Data records
● ● ● ● ●
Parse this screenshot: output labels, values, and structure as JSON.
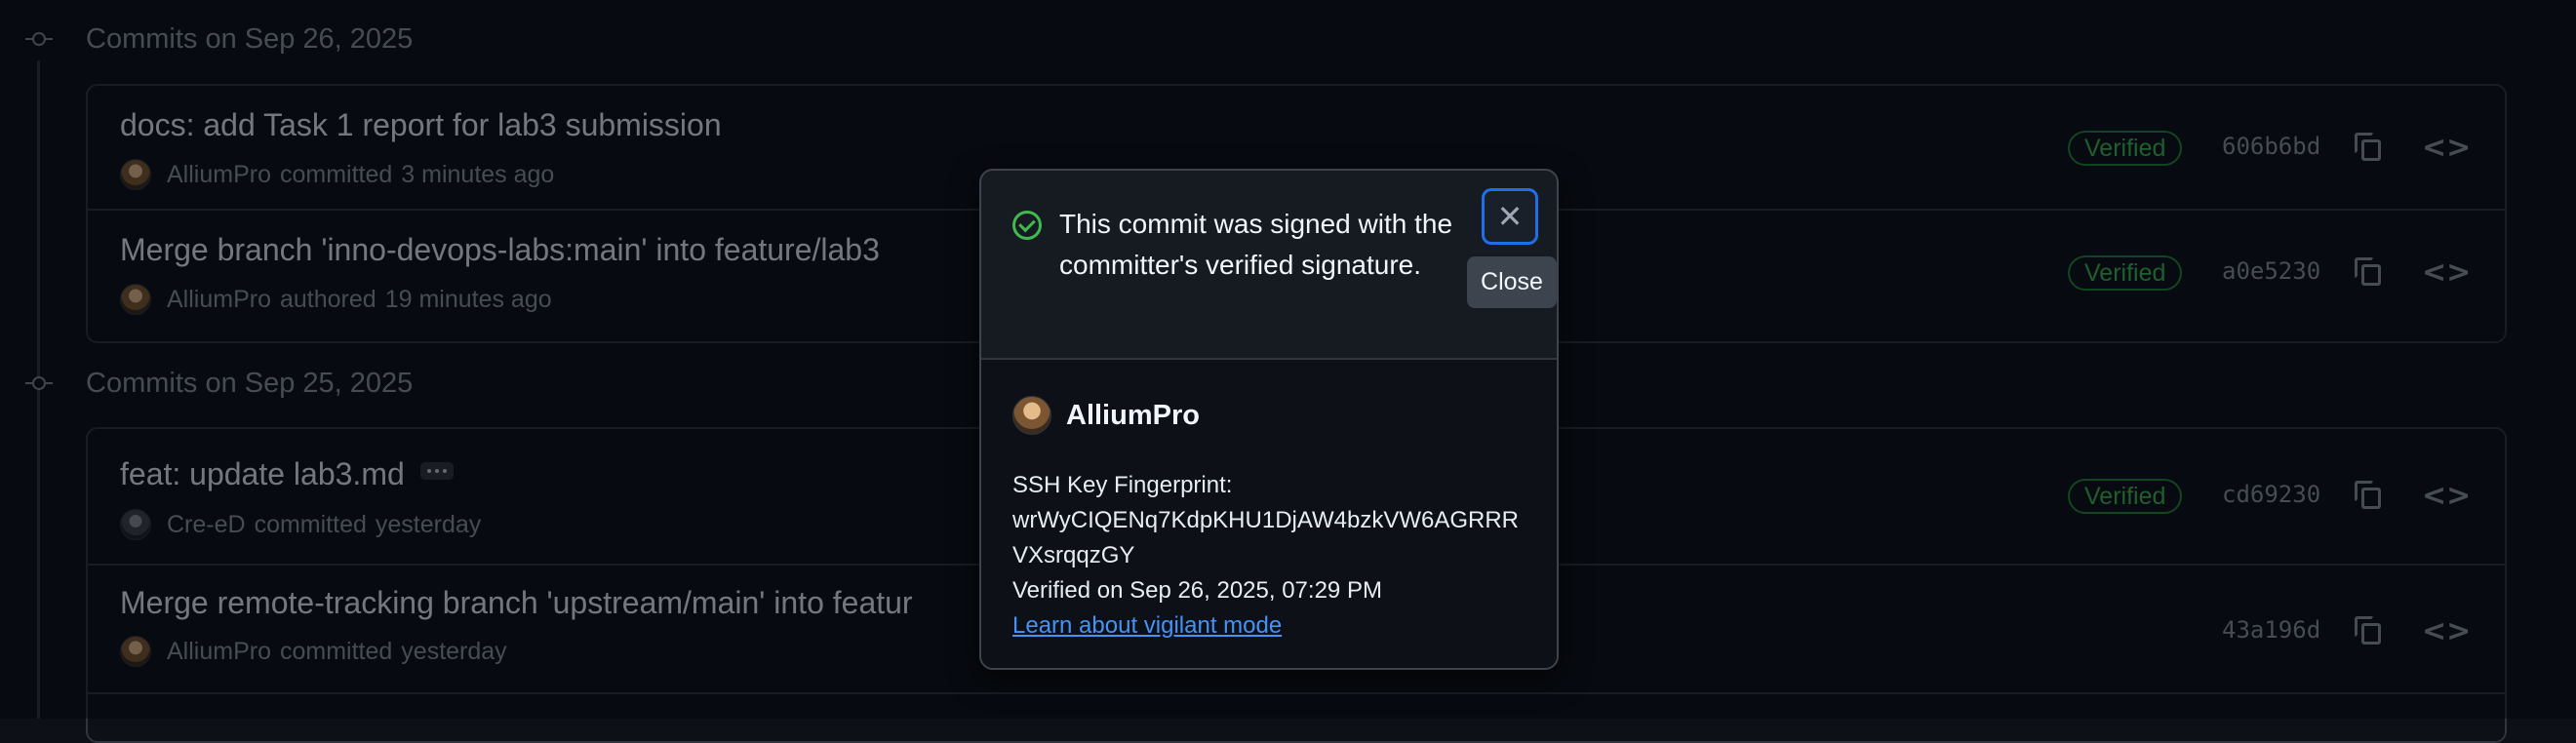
{
  "groups": [
    {
      "title": "Commits on Sep 26, 2025",
      "commits": [
        {
          "message": "docs: add Task 1 report for lab3 submission",
          "author": "AlliumPro",
          "action": "committed",
          "time": "3 minutes ago",
          "badge": "Verified",
          "sha": "606b6bd"
        },
        {
          "message": "Merge branch 'inno-devops-labs:main' into feature/lab3",
          "author": "AlliumPro",
          "action": "authored",
          "time": "19 minutes ago",
          "badge": "Verified",
          "sha": "a0e5230"
        }
      ]
    },
    {
      "title": "Commits on Sep 25, 2025",
      "commits": [
        {
          "message": "feat: update lab3.md",
          "author": "Cre-eD",
          "action": "committed",
          "time": "yesterday",
          "badge": "Verified",
          "sha": "cd69230"
        },
        {
          "message": "Merge remote-tracking branch 'upstream/main' into featur",
          "author": "AlliumPro",
          "action": "committed",
          "time": "yesterday",
          "badge": "",
          "sha": "43a196d"
        }
      ]
    }
  ],
  "popover": {
    "message": "This commit was signed with the committer's verified signature.",
    "close_tooltip": "Close",
    "close_symbol": "✕",
    "username": "AlliumPro",
    "ssh_label": "SSH Key Fingerprint:",
    "fingerprint_line1": "wrWyCIQENq7KdpKHU1DjAW4bzkVW6AGRRR",
    "fingerprint_line2": "VXsrqqzGY",
    "verified_on": "Verified on Sep 26, 2025, 07:29 PM",
    "learn_link": "Learn about vigilant mode"
  },
  "icons": {
    "code": "<>"
  },
  "colors": {
    "background": "#0d1117",
    "border": "#30363d",
    "verified_green": "#3fb950",
    "link_blue": "#4493f8",
    "focus_blue": "#1f6feb"
  }
}
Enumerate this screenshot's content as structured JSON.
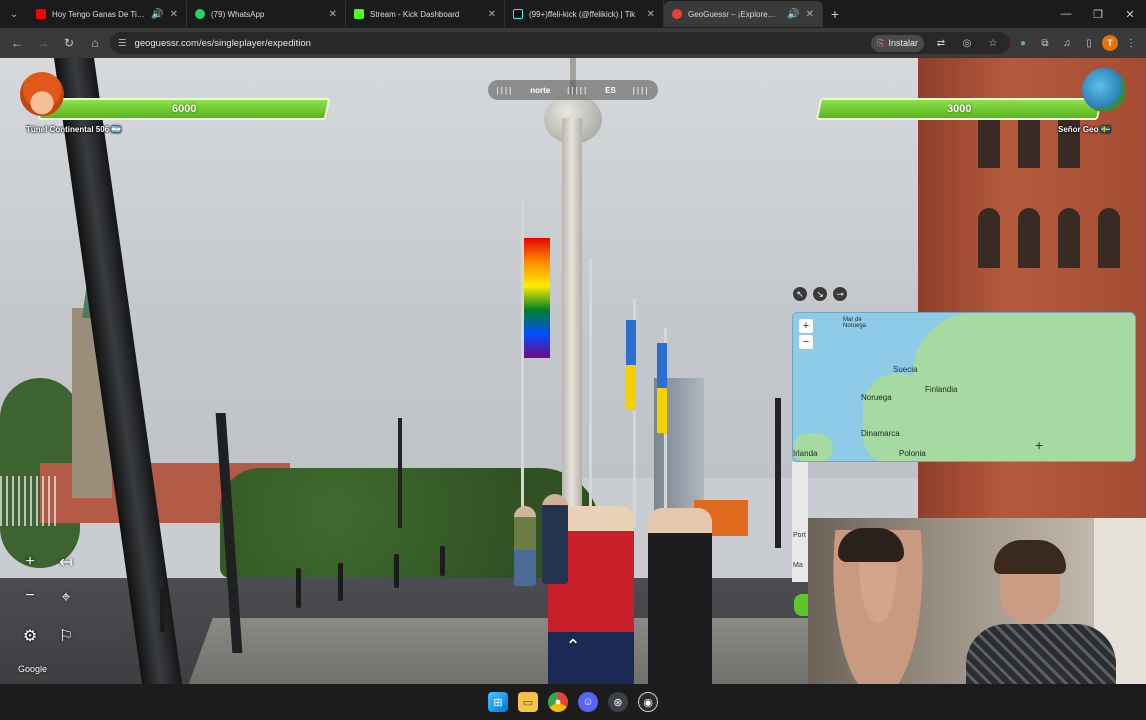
{
  "browser": {
    "tabs": [
      {
        "title": "Hoy Tengo Ganas De Ti (En",
        "favicon_color": "#ff0000",
        "active": false
      },
      {
        "title": "(79) WhatsApp",
        "favicon_color": "#25d366",
        "active": false
      },
      {
        "title": "Stream - Kick Dashboard",
        "favicon_color": "#53fc18",
        "active": false
      },
      {
        "title": "(99+)ffeli-kick (@ffelikick) | Tik",
        "favicon_color": "#111111",
        "active": false
      },
      {
        "title": "GeoGuessr – ¡Exploremos el",
        "favicon_color": "#ea4335",
        "active": true
      }
    ],
    "new_tab_icon": "plus-icon",
    "url": "geoguessr.com/es/singleplayer/expedition",
    "install_label": "Instalar",
    "profile_initial": "T"
  },
  "game": {
    "compass": {
      "left_label": "norte",
      "right_label": "ES"
    },
    "player1": {
      "name": "Túnel Continental 506",
      "score": "6000",
      "flag": "🇦🇷",
      "health_fraction": 1.0
    },
    "player2": {
      "name": "Señor Geo",
      "score": "3000",
      "flag": "🇸🇪",
      "health_fraction": 1.0
    },
    "google_label": "Google"
  },
  "map": {
    "labels": {
      "sea": "Mar de Noruega",
      "suecia": "Suecia",
      "finlandia": "Finlandia",
      "noruega": "Noruega",
      "dinamarca": "Dinamarca",
      "irlanda": "Irlanda",
      "polonia": "Polonia",
      "port": "Port",
      "ma": "Ma"
    },
    "zoom_in": "+",
    "zoom_out": "−"
  },
  "colors": {
    "health_green": "#6cc63a",
    "chrome_dark": "#1b1b1b",
    "toolbar": "#3a3a3a"
  }
}
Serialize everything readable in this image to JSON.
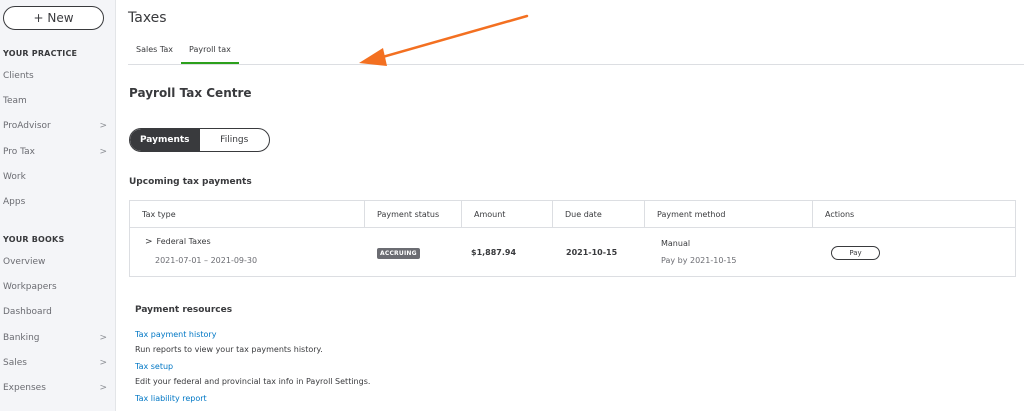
{
  "sidebar": {
    "new_label": "+ New",
    "practice_heading": "YOUR PRACTICE",
    "practice_items": [
      {
        "label": "Clients",
        "chevron": false
      },
      {
        "label": "Team",
        "chevron": false
      },
      {
        "label": "ProAdvisor",
        "chevron": true
      },
      {
        "label": "Pro Tax",
        "chevron": true
      },
      {
        "label": "Work",
        "chevron": false
      },
      {
        "label": "Apps",
        "chevron": false
      }
    ],
    "books_heading": "YOUR BOOKS",
    "books_items": [
      {
        "label": "Overview",
        "chevron": false
      },
      {
        "label": "Workpapers",
        "chevron": false
      },
      {
        "label": "Dashboard",
        "chevron": false
      },
      {
        "label": "Banking",
        "chevron": true
      },
      {
        "label": "Sales",
        "chevron": true
      },
      {
        "label": "Expenses",
        "chevron": true
      }
    ],
    "chevron_glyph": ">"
  },
  "header": {
    "title": "Taxes",
    "tabs": [
      {
        "label": "Sales Tax",
        "active": false
      },
      {
        "label": "Payroll tax",
        "active": true
      }
    ]
  },
  "main": {
    "centre_title": "Payroll Tax Centre",
    "toggle": {
      "payments": "Payments",
      "filings": "Filings"
    },
    "upcoming_title": "Upcoming tax payments",
    "columns": [
      "Tax type",
      "Payment status",
      "Amount",
      "Due date",
      "Payment method",
      "Actions"
    ],
    "row": {
      "caret": ">",
      "tax_type": "Federal Taxes",
      "period": "2021-07-01 – 2021-09-30",
      "status": "ACCRUING",
      "amount": "$1,887.94",
      "due_date": "2021-10-15",
      "method": "Manual",
      "method_sub": "Pay by 2021-10-15",
      "action": "Pay"
    },
    "resources": {
      "title": "Payment resources",
      "links": [
        {
          "label": "Tax payment history",
          "desc": "Run reports to view your tax payments history."
        },
        {
          "label": "Tax setup",
          "desc": "Edit your federal and provincial tax info in Payroll Settings."
        },
        {
          "label": "Tax liability report",
          "desc": ""
        }
      ]
    }
  },
  "colors": {
    "accent_green": "#2ca01c",
    "link_blue": "#0077c5",
    "arrow_orange": "#f37021"
  }
}
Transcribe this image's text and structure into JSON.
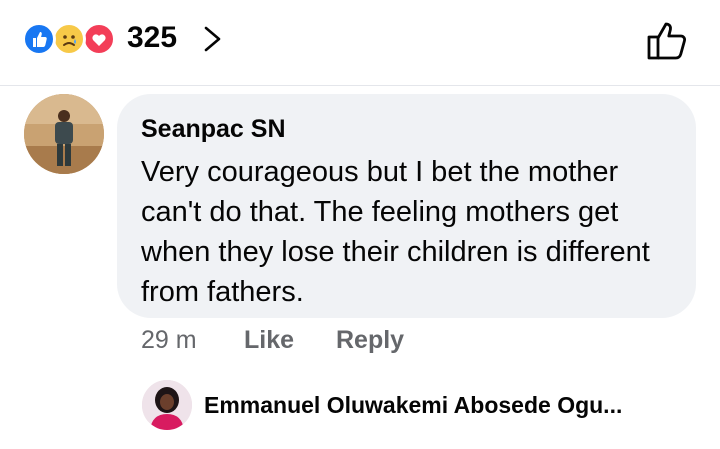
{
  "reactions": {
    "count": "325",
    "icons": [
      "like-icon",
      "sad-icon",
      "love-icon"
    ]
  },
  "comment": {
    "author": "Seanpac SN",
    "text": "Very courageous but I bet the mother can't do that. The feeling mothers get when they lose their children is different from fathers.",
    "time": "29 m",
    "like_label": "Like",
    "reply_label": "Reply"
  },
  "reply_preview": {
    "author": "Emmanuel Oluwakemi Abosede Ogu..."
  },
  "colors": {
    "like_blue": "#1877f2",
    "love_red": "#f33e58",
    "sad_yellow": "#f7c948",
    "bubble_bg": "#f0f2f5",
    "secondary_text": "#65676b"
  }
}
● ● ● ● ●
## [CHALLENGE]
Look through the data above. Copy every line with the string "resources" in it.

## [SOLUTION BELOW]
    "resources": {
      "title": "Payment resources",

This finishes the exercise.